__Exercise prompt__: Every record must be transcribed in its entirety, apart from the images, which are to be omitted.

★ ★ ★

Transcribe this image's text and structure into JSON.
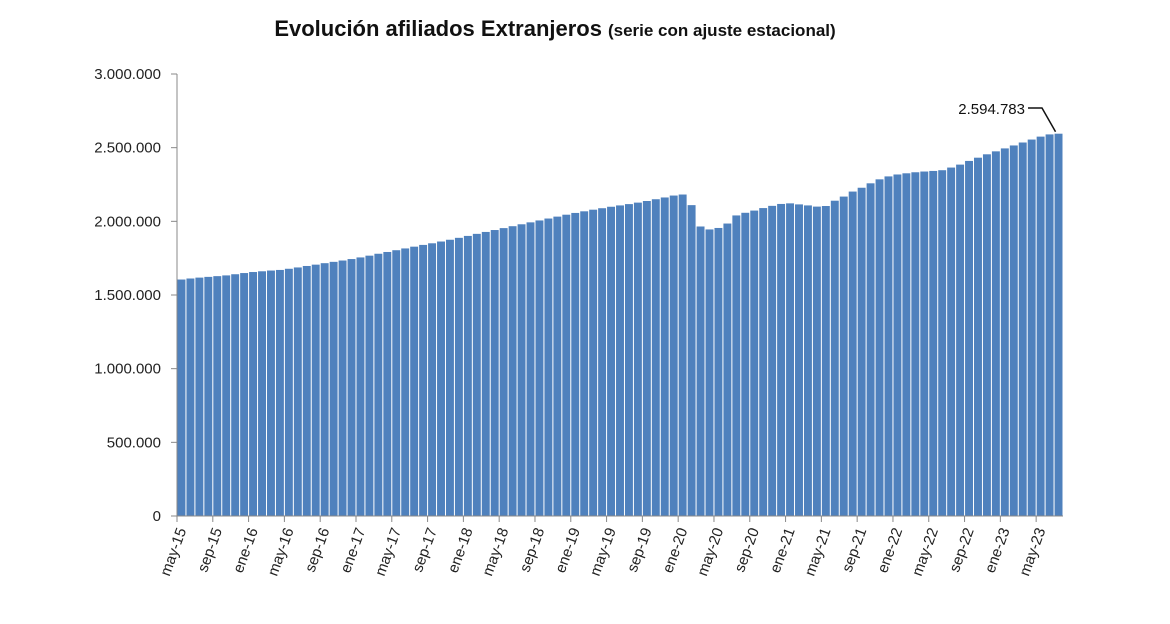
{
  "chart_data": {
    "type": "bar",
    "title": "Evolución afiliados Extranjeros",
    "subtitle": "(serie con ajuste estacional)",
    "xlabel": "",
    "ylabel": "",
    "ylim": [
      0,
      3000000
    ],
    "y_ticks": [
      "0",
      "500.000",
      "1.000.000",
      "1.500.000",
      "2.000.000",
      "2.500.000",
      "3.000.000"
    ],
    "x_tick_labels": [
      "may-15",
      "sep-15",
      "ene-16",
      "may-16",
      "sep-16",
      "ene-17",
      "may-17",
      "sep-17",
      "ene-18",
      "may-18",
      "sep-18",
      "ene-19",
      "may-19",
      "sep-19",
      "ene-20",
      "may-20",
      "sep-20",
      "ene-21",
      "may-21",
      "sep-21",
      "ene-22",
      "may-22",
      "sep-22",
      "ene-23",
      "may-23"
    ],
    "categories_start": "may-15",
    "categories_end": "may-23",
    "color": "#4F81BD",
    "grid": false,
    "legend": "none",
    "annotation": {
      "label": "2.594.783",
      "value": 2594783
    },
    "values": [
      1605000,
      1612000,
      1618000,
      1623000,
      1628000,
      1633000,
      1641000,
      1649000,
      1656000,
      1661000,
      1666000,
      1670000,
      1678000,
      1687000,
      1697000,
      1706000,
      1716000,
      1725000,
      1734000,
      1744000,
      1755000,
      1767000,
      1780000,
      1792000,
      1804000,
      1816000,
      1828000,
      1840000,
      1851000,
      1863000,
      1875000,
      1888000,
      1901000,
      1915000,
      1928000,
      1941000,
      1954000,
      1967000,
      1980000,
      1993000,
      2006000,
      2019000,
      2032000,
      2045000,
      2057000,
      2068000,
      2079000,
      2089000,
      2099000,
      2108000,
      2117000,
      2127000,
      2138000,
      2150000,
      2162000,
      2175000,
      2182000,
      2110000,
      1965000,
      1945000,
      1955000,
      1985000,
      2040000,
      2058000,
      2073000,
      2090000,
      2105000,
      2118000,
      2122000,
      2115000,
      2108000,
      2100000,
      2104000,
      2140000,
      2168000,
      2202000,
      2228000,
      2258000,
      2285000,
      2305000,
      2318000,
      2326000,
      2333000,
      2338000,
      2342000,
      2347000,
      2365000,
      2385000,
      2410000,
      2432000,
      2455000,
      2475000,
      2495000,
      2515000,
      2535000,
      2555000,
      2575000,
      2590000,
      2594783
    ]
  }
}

★ ★ ★

__Exercise answer__:
Transcribe this image's text and structure into JSON.
{
  "chart_data": {
    "type": "bar",
    "title": "Evolución afiliados Extranjeros",
    "subtitle": "(serie con ajuste estacional)",
    "xlabel": "",
    "ylabel": "",
    "ylim": [
      0,
      3000000
    ],
    "y_ticks": [
      "0",
      "500.000",
      "1.000.000",
      "1.500.000",
      "2.000.000",
      "2.500.000",
      "3.000.000"
    ],
    "x_tick_labels": [
      "may-15",
      "sep-15",
      "ene-16",
      "may-16",
      "sep-16",
      "ene-17",
      "may-17",
      "sep-17",
      "ene-18",
      "may-18",
      "sep-18",
      "ene-19",
      "may-19",
      "sep-19",
      "ene-20",
      "may-20",
      "sep-20",
      "ene-21",
      "may-21",
      "sep-21",
      "ene-22",
      "may-22",
      "sep-22",
      "ene-23",
      "may-23"
    ],
    "categories_start": "may-15",
    "categories_end": "may-23",
    "color": "#4F81BD",
    "grid": false,
    "legend": "none",
    "annotation": {
      "label": "2.594.783",
      "value": 2594783
    },
    "values": [
      1605000,
      1612000,
      1618000,
      1623000,
      1628000,
      1633000,
      1641000,
      1649000,
      1656000,
      1661000,
      1666000,
      1670000,
      1678000,
      1687000,
      1697000,
      1706000,
      1716000,
      1725000,
      1734000,
      1744000,
      1755000,
      1767000,
      1780000,
      1792000,
      1804000,
      1816000,
      1828000,
      1840000,
      1851000,
      1863000,
      1875000,
      1888000,
      1901000,
      1915000,
      1928000,
      1941000,
      1954000,
      1967000,
      1980000,
      1993000,
      2006000,
      2019000,
      2032000,
      2045000,
      2057000,
      2068000,
      2079000,
      2089000,
      2099000,
      2108000,
      2117000,
      2127000,
      2138000,
      2150000,
      2162000,
      2175000,
      2182000,
      2110000,
      1965000,
      1945000,
      1955000,
      1985000,
      2040000,
      2058000,
      2073000,
      2090000,
      2105000,
      2118000,
      2122000,
      2115000,
      2108000,
      2100000,
      2104000,
      2140000,
      2168000,
      2202000,
      2228000,
      2258000,
      2285000,
      2305000,
      2318000,
      2326000,
      2333000,
      2338000,
      2342000,
      2347000,
      2365000,
      2385000,
      2410000,
      2432000,
      2455000,
      2475000,
      2495000,
      2515000,
      2535000,
      2555000,
      2575000,
      2590000,
      2594783
    ]
  }
}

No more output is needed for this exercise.